Written exercise
Extract the records below word for word and ignore the images.

Saved entries:
■ ■ ■ ■

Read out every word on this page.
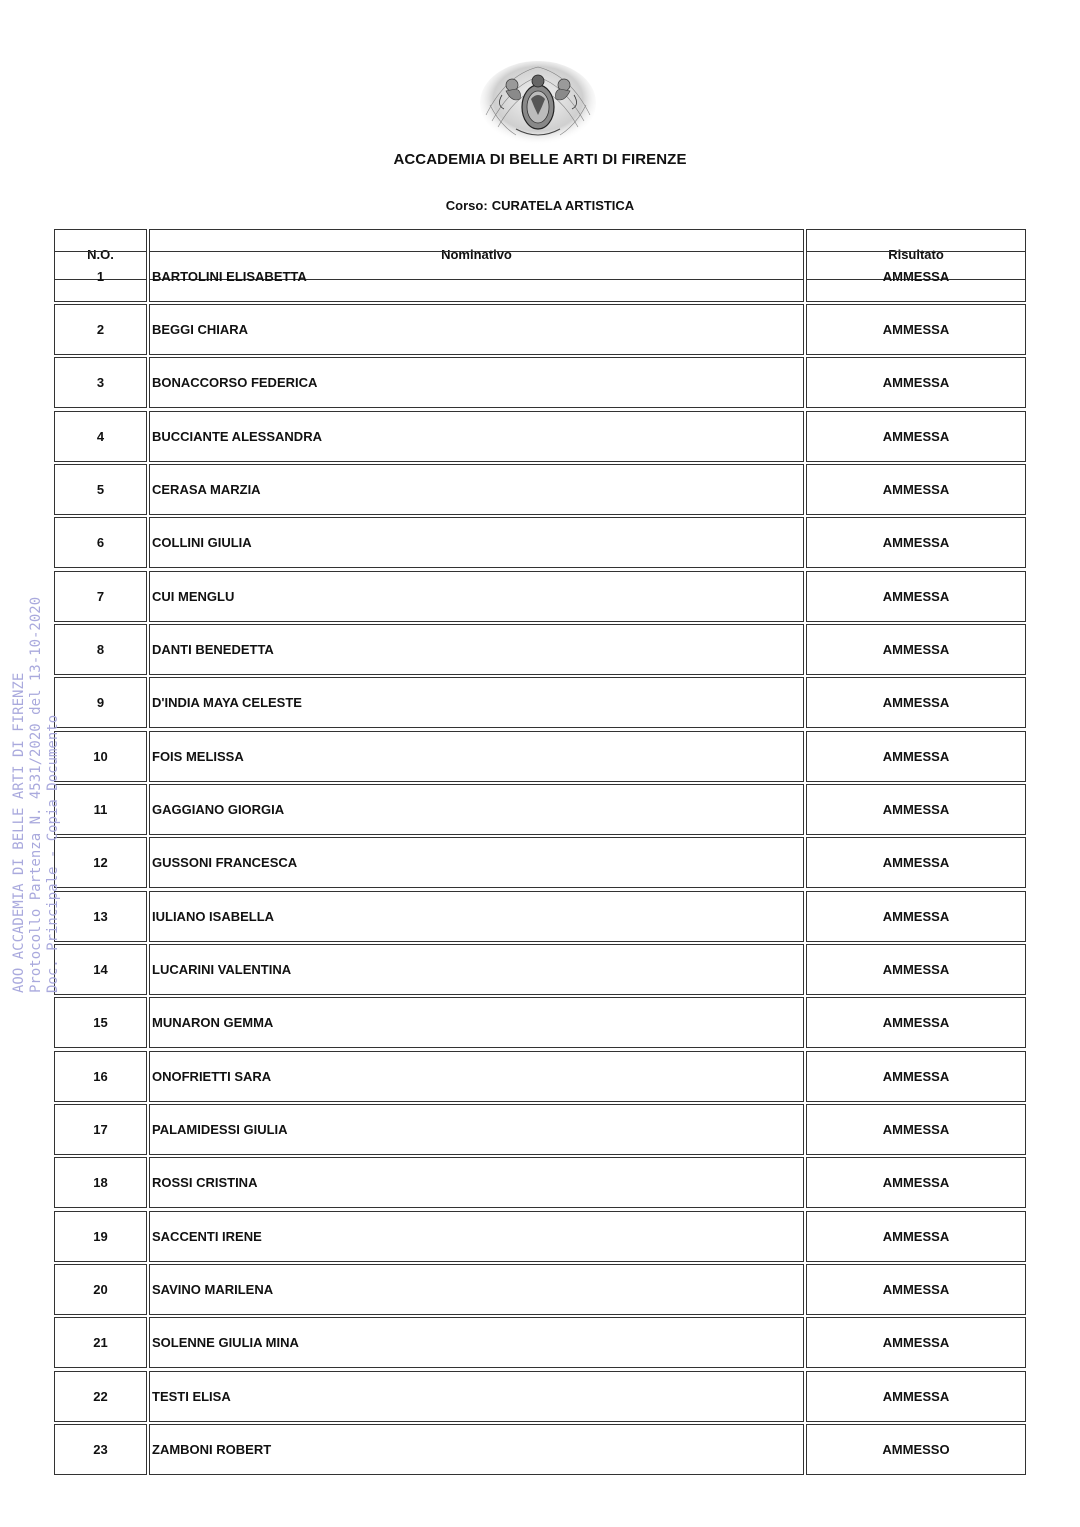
ACCADEMIA DI BELLE ARTI DI FIRENZE
Corso: CURATELA ARTISTICA
N.O.	Nominativo	Risultato
1	BARTOLINI ELISABETTA	AMMESSA
2	BEGGI CHIARA	AMMESSA
3	BONACCORSO FEDERICA	AMMESSA
4	BUCCIANTE ALESSANDRA	AMMESSA
5	CERASA MARZIA	AMMESSA
6	COLLINI GIULIA	AMMESSA
7	CUI MENGLU	AMMESSA
8	DANTI BENEDETTA	AMMESSA
9	D'INDIA MAYA CELESTE	AMMESSA
10	FOIS MELISSA	AMMESSA
11	GAGGIANO GIORGIA	AMMESSA
12	GUSSONI FRANCESCA	AMMESSA
13	IULIANO ISABELLA	AMMESSA
14	LUCARINI VALENTINA	AMMESSA
15	MUNARON GEMMA	AMMESSA
16	ONOFRIETTI SARA	AMMESSA
17	PALAMIDESSI GIULIA	AMMESSA
18	ROSSI CRISTINA	AMMESSA
19	SACCENTI IRENE	AMMESSA
20	SAVINO MARILENA	AMMESSA
21	SOLENNE GIULIA MINA	AMMESSA
22	TESTI ELISA	AMMESSA
23	ZAMBONI ROBERT	AMMESSO
AOO ACCADEMIA DI BELLE ARTI DI FIRENZE Protocollo Partenza N. 4531/2020 del 13-10-2020 Doc. Principale - Copia Documento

■ ■ ■ ■

Solution
Read out every word on this page.
ACCADEMIA DI BELLE ARTI DI FIRENZE
Corso: CURATELA ARTISTICA
N.O.	Nominativo	Risultato
1	BARTOLINI ELISABETTA	AMMESSA
2	BEGGI CHIARA	AMMESSA
3	BONACCORSO FEDERICA	AMMESSA
4	BUCCIANTE ALESSANDRA	AMMESSA
5	CERASA MARZIA	AMMESSA
6	COLLINI GIULIA	AMMESSA
7	CUI MENGLU	AMMESSA
8	DANTI BENEDETTA	AMMESSA
9	D'INDIA MAYA CELESTE	AMMESSA
10	FOIS MELISSA	AMMESSA
11	GAGGIANO GIORGIA	AMMESSA
12	GUSSONI FRANCESCA	AMMESSA
13	IULIANO ISABELLA	AMMESSA
14	LUCARINI VALENTINA	AMMESSA
15	MUNARON GEMMA	AMMESSA
16	ONOFRIETTI SARA	AMMESSA
17	PALAMIDESSI GIULIA	AMMESSA
18	ROSSI CRISTINA	AMMESSA
19	SACCENTI IRENE	AMMESSA
20	SAVINO MARILENA	AMMESSA
21	SOLENNE GIULIA MINA	AMMESSA
22	TESTI ELISA	AMMESSA
23	ZAMBONI ROBERT	AMMESSO
AOO ACCADEMIA DI BELLE ARTI DI FIRENZE Protocollo Partenza N. 4531/2020 del 13-10-2020 Doc. Principale - Copia Documento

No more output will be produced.